_Objective_: Pick out all lines in the listing holding the string "this" and copy them.

Start Rows

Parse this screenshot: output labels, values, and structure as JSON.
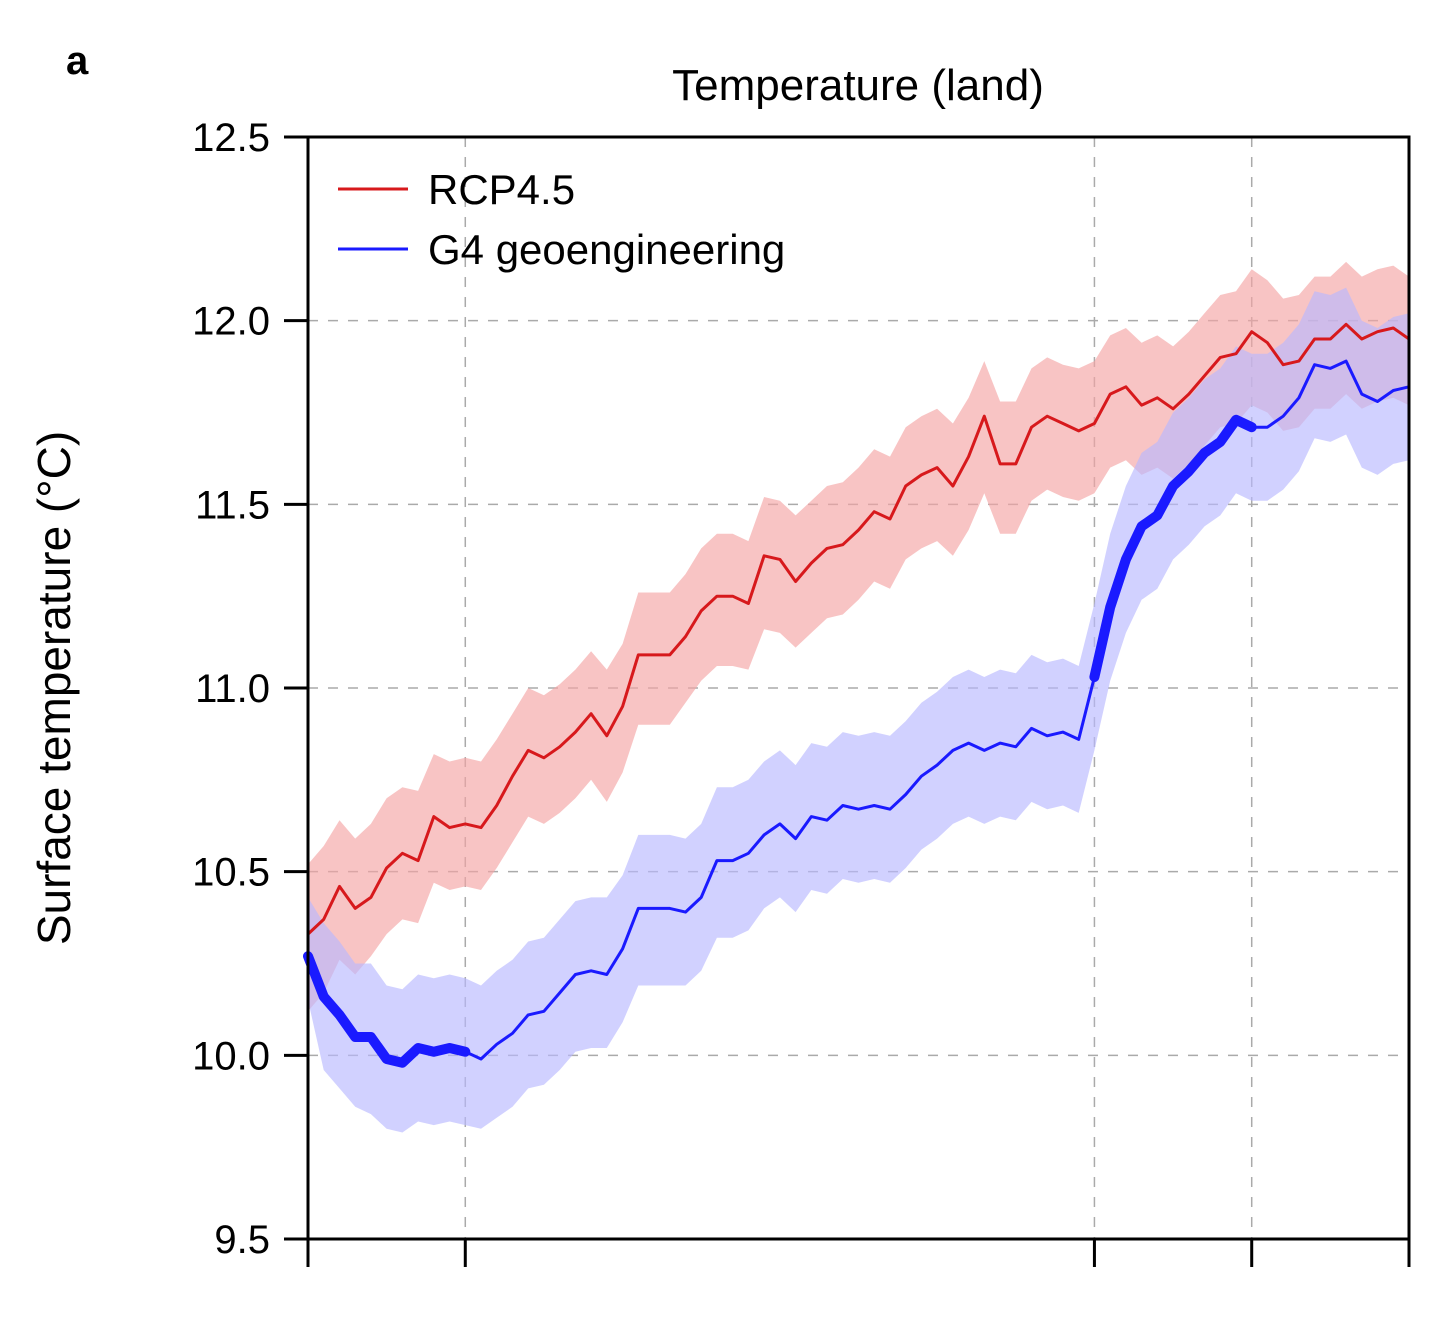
{
  "panel_label": "a",
  "chart_data": {
    "type": "line",
    "title": "Temperature (land)",
    "xlabel": "",
    "ylabel": "Surface temperature (°C)",
    "ylim": [
      9.5,
      12.5
    ],
    "yticks": [
      9.5,
      10.0,
      10.5,
      11.0,
      11.5,
      12.0,
      12.5
    ],
    "ytick_labels": [
      "9.5",
      "10.0",
      "10.5",
      "11.0",
      "11.5",
      "12.0",
      "12.5"
    ],
    "xlim": [
      0,
      70
    ],
    "xticks": [
      0,
      10,
      50,
      60,
      70
    ],
    "xgrid": [
      10,
      50,
      60
    ],
    "grid": true,
    "legend_position": "top-left",
    "x": [
      0,
      1,
      2,
      3,
      4,
      5,
      6,
      7,
      8,
      9,
      10,
      11,
      12,
      13,
      14,
      15,
      16,
      17,
      18,
      19,
      20,
      21,
      22,
      23,
      24,
      25,
      26,
      27,
      28,
      29,
      30,
      31,
      32,
      33,
      34,
      35,
      36,
      37,
      38,
      39,
      40,
      41,
      42,
      43,
      44,
      45,
      46,
      47,
      48,
      49,
      50,
      51,
      52,
      53,
      54,
      55,
      56,
      57,
      58,
      59,
      60,
      61,
      62,
      63,
      64,
      65,
      66,
      67,
      68,
      69,
      70
    ],
    "series": [
      {
        "name": "RCP4.5",
        "color": "#d7191c",
        "band_color": "#f4a5a5",
        "values": [
          10.33,
          10.37,
          10.46,
          10.4,
          10.43,
          10.51,
          10.55,
          10.53,
          10.65,
          10.62,
          10.63,
          10.62,
          10.68,
          10.76,
          10.83,
          10.81,
          10.84,
          10.88,
          10.93,
          10.87,
          10.95,
          11.09,
          11.09,
          11.09,
          11.14,
          11.21,
          11.25,
          11.25,
          11.23,
          11.36,
          11.35,
          11.29,
          11.34,
          11.38,
          11.39,
          11.43,
          11.48,
          11.46,
          11.55,
          11.58,
          11.6,
          11.55,
          11.63,
          11.74,
          11.61,
          11.61,
          11.71,
          11.74,
          11.72,
          11.7,
          11.72,
          11.8,
          11.82,
          11.77,
          11.79,
          11.76,
          11.8,
          11.85,
          11.9,
          11.91,
          11.97,
          11.94,
          11.88,
          11.89,
          11.95,
          11.95,
          11.99,
          11.95,
          11.97,
          11.98,
          11.95
        ],
        "lower": [
          10.12,
          10.17,
          10.26,
          10.22,
          10.27,
          10.33,
          10.37,
          10.36,
          10.47,
          10.45,
          10.46,
          10.45,
          10.51,
          10.58,
          10.65,
          10.63,
          10.66,
          10.7,
          10.75,
          10.69,
          10.77,
          10.9,
          10.9,
          10.9,
          10.96,
          11.02,
          11.06,
          11.06,
          11.05,
          11.16,
          11.15,
          11.11,
          11.15,
          11.19,
          11.2,
          11.24,
          11.29,
          11.27,
          11.35,
          11.38,
          11.4,
          11.36,
          11.43,
          11.53,
          11.42,
          11.42,
          11.51,
          11.54,
          11.52,
          11.51,
          11.53,
          11.6,
          11.62,
          11.58,
          11.6,
          11.57,
          11.61,
          11.66,
          11.71,
          11.72,
          11.77,
          11.75,
          11.7,
          11.71,
          11.76,
          11.76,
          11.8,
          11.76,
          11.78,
          11.79,
          11.77
        ],
        "upper": [
          10.52,
          10.57,
          10.64,
          10.59,
          10.63,
          10.7,
          10.73,
          10.72,
          10.82,
          10.8,
          10.81,
          10.8,
          10.86,
          10.93,
          11.0,
          10.98,
          11.01,
          11.05,
          11.1,
          11.05,
          11.12,
          11.26,
          11.26,
          11.26,
          11.31,
          11.38,
          11.42,
          11.42,
          11.4,
          11.52,
          11.51,
          11.47,
          11.51,
          11.55,
          11.56,
          11.6,
          11.65,
          11.63,
          11.71,
          11.74,
          11.76,
          11.72,
          11.79,
          11.89,
          11.78,
          11.78,
          11.87,
          11.9,
          11.88,
          11.87,
          11.89,
          11.96,
          11.98,
          11.94,
          11.96,
          11.93,
          11.97,
          12.02,
          12.07,
          12.08,
          12.14,
          12.11,
          12.06,
          12.07,
          12.12,
          12.12,
          12.16,
          12.12,
          12.14,
          12.15,
          12.12
        ]
      },
      {
        "name": "G4 geoengineering",
        "color": "#1a1aff",
        "band_color": "#b8b8ff",
        "values": [
          10.27,
          10.16,
          10.11,
          10.05,
          10.05,
          9.99,
          9.98,
          10.02,
          10.01,
          10.02,
          10.01,
          9.99,
          10.03,
          10.06,
          10.11,
          10.12,
          10.17,
          10.22,
          10.23,
          10.22,
          10.29,
          10.4,
          10.4,
          10.4,
          10.39,
          10.43,
          10.53,
          10.53,
          10.55,
          10.6,
          10.63,
          10.59,
          10.65,
          10.64,
          10.68,
          10.67,
          10.68,
          10.67,
          10.71,
          10.76,
          10.79,
          10.83,
          10.85,
          10.83,
          10.85,
          10.84,
          10.89,
          10.87,
          10.88,
          10.86,
          11.03,
          11.22,
          11.35,
          11.44,
          11.47,
          11.55,
          11.59,
          11.64,
          11.67,
          11.73,
          11.71,
          11.71,
          11.74,
          11.79,
          11.88,
          11.87,
          11.89,
          11.8,
          11.78,
          11.81,
          11.82
        ],
        "lower": [
          10.15,
          9.96,
          9.91,
          9.86,
          9.84,
          9.8,
          9.79,
          9.82,
          9.81,
          9.82,
          9.81,
          9.8,
          9.83,
          9.86,
          9.91,
          9.92,
          9.96,
          10.01,
          10.02,
          10.02,
          10.09,
          10.19,
          10.19,
          10.19,
          10.19,
          10.23,
          10.32,
          10.32,
          10.34,
          10.4,
          10.43,
          10.39,
          10.45,
          10.44,
          10.48,
          10.47,
          10.48,
          10.47,
          10.51,
          10.56,
          10.59,
          10.63,
          10.65,
          10.63,
          10.65,
          10.64,
          10.69,
          10.67,
          10.68,
          10.66,
          10.83,
          11.02,
          11.15,
          11.24,
          11.27,
          11.35,
          11.39,
          11.44,
          11.47,
          11.53,
          11.51,
          11.51,
          11.54,
          11.59,
          11.68,
          11.67,
          11.69,
          11.6,
          11.58,
          11.61,
          11.62
        ],
        "upper": [
          10.43,
          10.36,
          10.31,
          10.25,
          10.25,
          10.19,
          10.18,
          10.22,
          10.21,
          10.22,
          10.21,
          10.19,
          10.23,
          10.26,
          10.31,
          10.32,
          10.37,
          10.42,
          10.43,
          10.43,
          10.49,
          10.6,
          10.6,
          10.6,
          10.59,
          10.63,
          10.73,
          10.73,
          10.75,
          10.8,
          10.83,
          10.79,
          10.85,
          10.84,
          10.88,
          10.87,
          10.88,
          10.87,
          10.91,
          10.96,
          10.99,
          11.03,
          11.05,
          11.03,
          11.05,
          11.04,
          11.09,
          11.07,
          11.08,
          11.06,
          11.23,
          11.42,
          11.55,
          11.64,
          11.67,
          11.75,
          11.79,
          11.84,
          11.87,
          11.93,
          11.91,
          11.91,
          11.94,
          11.99,
          12.08,
          12.07,
          12.09,
          12.0,
          11.98,
          12.01,
          12.02
        ],
        "emphasized_ranges": [
          [
            0,
            10
          ],
          [
            50,
            60
          ]
        ]
      }
    ]
  }
}
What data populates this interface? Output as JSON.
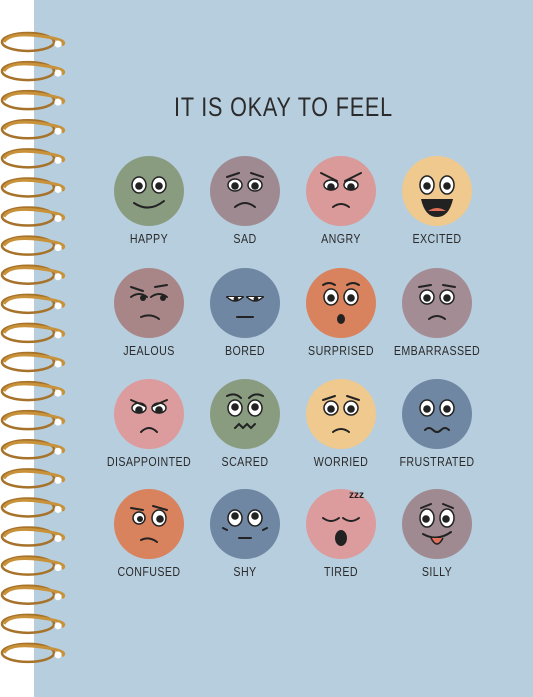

End Rows

_Result of the task_:
Parse this screenshot: output labels, values, and structure as JSON.
What data populates this interface? Output as JSON.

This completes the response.